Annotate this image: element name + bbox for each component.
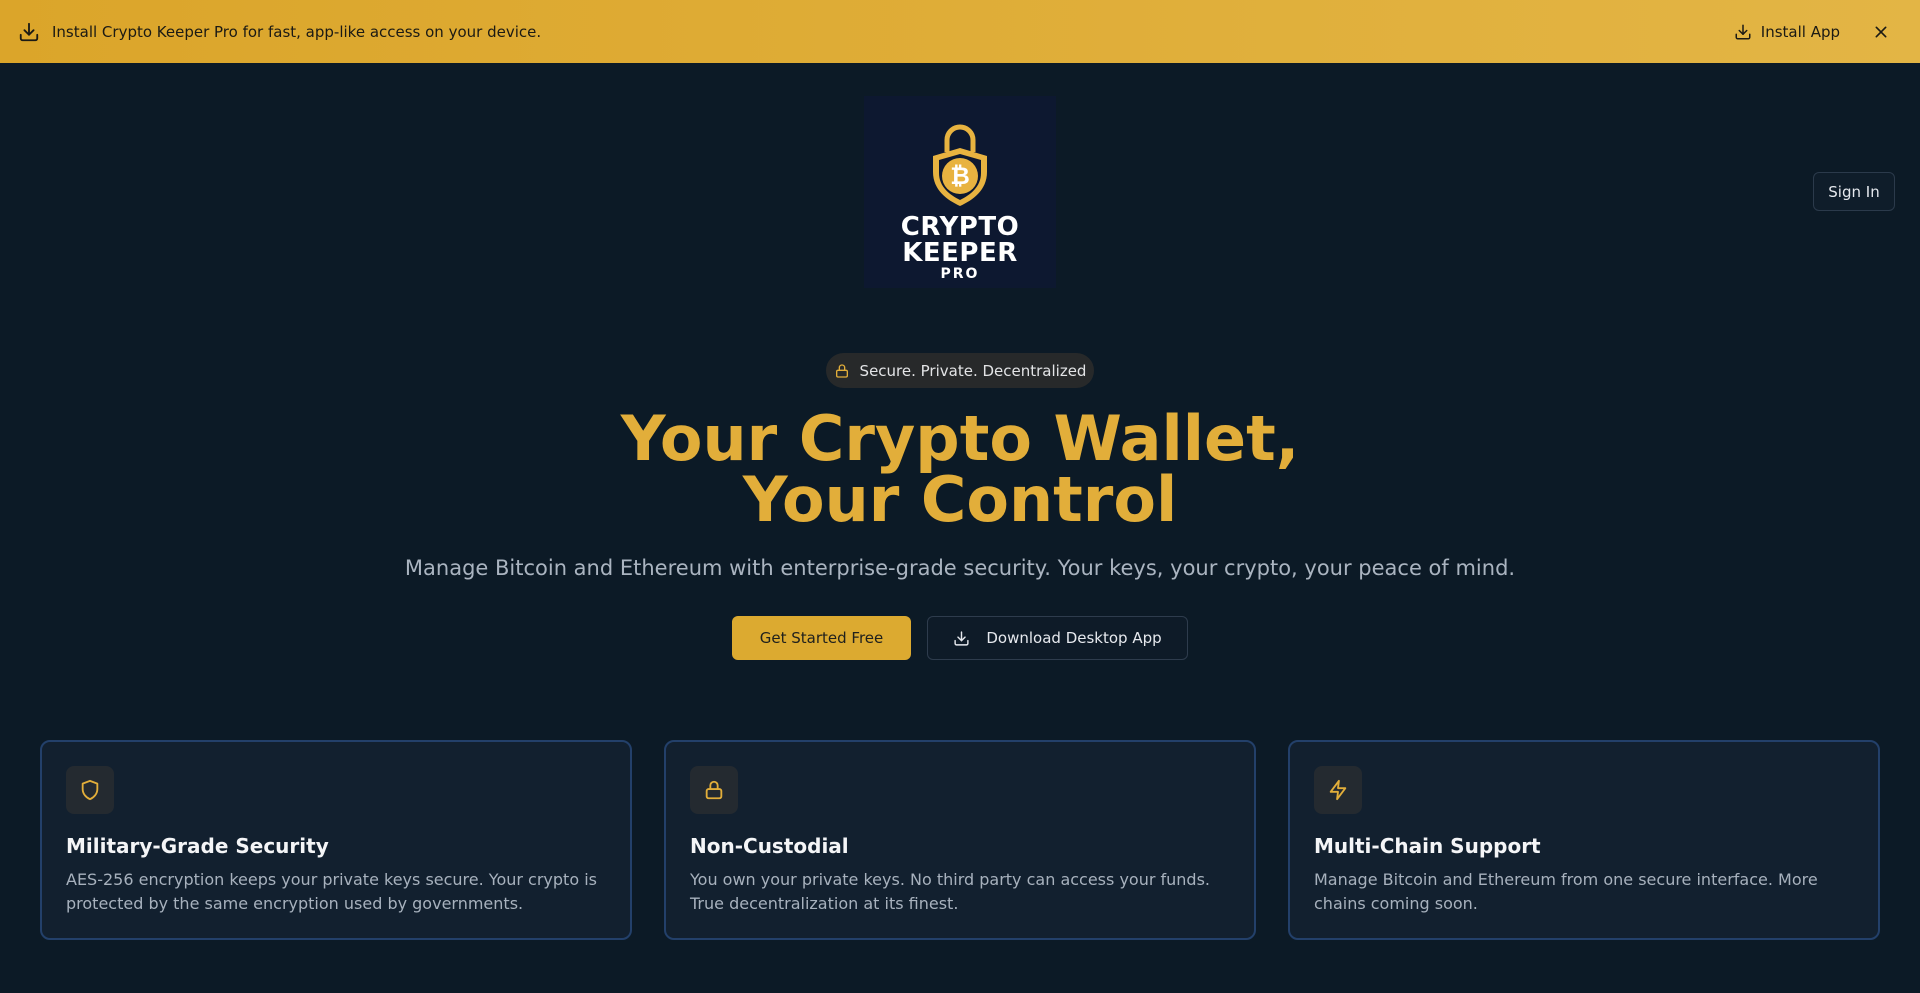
feature-description: You own your private keys. No third part… [690, 870, 1210, 913]
svg-text:₿: ₿ [950, 162, 970, 190]
lock-icon [835, 363, 848, 378]
feature-title: Non-Custodial [690, 834, 849, 858]
feature-description: AES-256 encryption keeps your private ke… [66, 870, 597, 913]
install-app-label: Install App [1760, 22, 1840, 41]
security-badge: Secure. Private. Decentralized [826, 353, 1094, 388]
feature-card-multi-chain: Multi-Chain Support Manage Bitcoin and E… [1288, 740, 1880, 940]
feature-title: Multi-Chain Support [1314, 834, 1541, 858]
close-icon [1875, 26, 1887, 37]
get-started-button[interactable]: Get Started Free [732, 616, 911, 660]
download-desktop-button[interactable]: Download Desktop App [927, 616, 1188, 660]
feature-icon-box [1314, 766, 1362, 814]
feature-icon-box [690, 766, 738, 814]
lightning-icon [1329, 779, 1347, 801]
hero-title: Your Crypto Wallet, Your Control [0, 402, 1920, 536]
hero-title-line-2: Your Control [742, 463, 1178, 536]
download-icon [18, 21, 40, 43]
download-desktop-label: Download Desktop App [986, 629, 1162, 647]
install-banner: Install Crypto Keeper Pro for fast, app-… [0, 0, 1920, 63]
feature-title: Military-Grade Security [66, 834, 329, 858]
feature-description: Manage Bitcoin and Ethereum from one sec… [1314, 870, 1818, 913]
lock-icon [705, 780, 723, 800]
badge-text: Secure. Private. Decentralized [859, 361, 1087, 380]
logo-line-1: CRYPTO [900, 212, 1020, 242]
hero-subtitle: Manage Bitcoin and Ethereum with enterpr… [404, 556, 1516, 580]
shield-icon [81, 779, 99, 801]
hero-title-line-1: Your Crypto Wallet, [620, 402, 1300, 475]
logo-line-2: KEEPER [902, 238, 1018, 268]
sign-in-button[interactable]: Sign In [1813, 172, 1895, 211]
logo-line-3: PRO [940, 266, 980, 282]
bitcoin-shield-lock-icon: ₿ [933, 124, 987, 206]
brand-logo: ₿ CRYPTO KEEPER PRO [864, 96, 1056, 288]
feature-icon-box [66, 766, 114, 814]
banner-message: Install Crypto Keeper Pro for fast, app-… [52, 22, 542, 41]
install-app-button[interactable]: Install App [1734, 23, 1840, 41]
download-icon [1735, 24, 1751, 39]
feature-card-non-custodial: Non-Custodial You own your private keys.… [664, 740, 1256, 940]
feature-card-security: Military-Grade Security AES-256 encrypti… [40, 740, 632, 940]
close-banner-button[interactable] [1870, 21, 1892, 43]
download-icon [954, 630, 969, 646]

· · ·

> [Problem] Please copy the listing above line for line, leaving the picture out.

> [Task solution]
Annotate this image: element name + bbox for each component.
feature-description: You own your private keys. No third part… [690, 870, 1210, 913]
svg-text:₿: ₿ [950, 162, 970, 190]
lock-icon [835, 363, 848, 378]
feature-title: Non-Custodial [690, 834, 849, 858]
feature-description: AES-256 encryption keeps your private ke… [66, 870, 597, 913]
install-app-label: Install App [1760, 22, 1840, 41]
security-badge: Secure. Private. Decentralized [826, 353, 1094, 388]
feature-card-multi-chain: Multi-Chain Support Manage Bitcoin and E… [1288, 740, 1880, 940]
feature-title: Multi-Chain Support [1314, 834, 1541, 858]
close-icon [1875, 26, 1887, 37]
get-started-button[interactable]: Get Started Free [732, 616, 911, 660]
download-desktop-button[interactable]: Download Desktop App [927, 616, 1188, 660]
feature-icon-box [1314, 766, 1362, 814]
feature-icon-box [690, 766, 738, 814]
lightning-icon [1329, 779, 1347, 801]
hero-title: Your Crypto Wallet, Your Control [0, 402, 1920, 536]
hero-title-line-2: Your Control [742, 463, 1178, 536]
download-icon [18, 21, 40, 43]
download-desktop-label: Download Desktop App [986, 629, 1162, 647]
install-banner: Install Crypto Keeper Pro for fast, app-… [0, 0, 1920, 63]
feature-title: Military-Grade Security [66, 834, 329, 858]
feature-description: Manage Bitcoin and Ethereum from one sec… [1314, 870, 1818, 913]
lock-icon [705, 780, 723, 800]
badge-text: Secure. Private. Decentralized [859, 361, 1087, 380]
logo-line-1: CRYPTO [900, 212, 1020, 242]
hero-subtitle: Manage Bitcoin and Ethereum with enterpr… [404, 556, 1516, 580]
shield-icon [81, 779, 99, 801]
hero-title-line-1: Your Crypto Wallet, [620, 402, 1300, 475]
logo-line-2: KEEPER [902, 238, 1018, 268]
sign-in-button[interactable]: Sign In [1813, 172, 1895, 211]
logo-line-3: PRO [940, 266, 980, 282]
bitcoin-shield-lock-icon: ₿ [933, 124, 987, 206]
brand-logo: ₿ CRYPTO KEEPER PRO [864, 96, 1056, 288]
feature-icon-box [66, 766, 114, 814]
banner-message: Install Crypto Keeper Pro for fast, app-… [52, 22, 542, 41]
install-app-button[interactable]: Install App [1734, 23, 1840, 41]
download-icon [1735, 24, 1751, 39]
feature-card-non-custodial: Non-Custodial You own your private keys.… [664, 740, 1256, 940]
feature-card-security: Military-Grade Security AES-256 encrypti… [40, 740, 632, 940]
close-banner-button[interactable] [1870, 21, 1892, 43]
download-icon [954, 630, 969, 646]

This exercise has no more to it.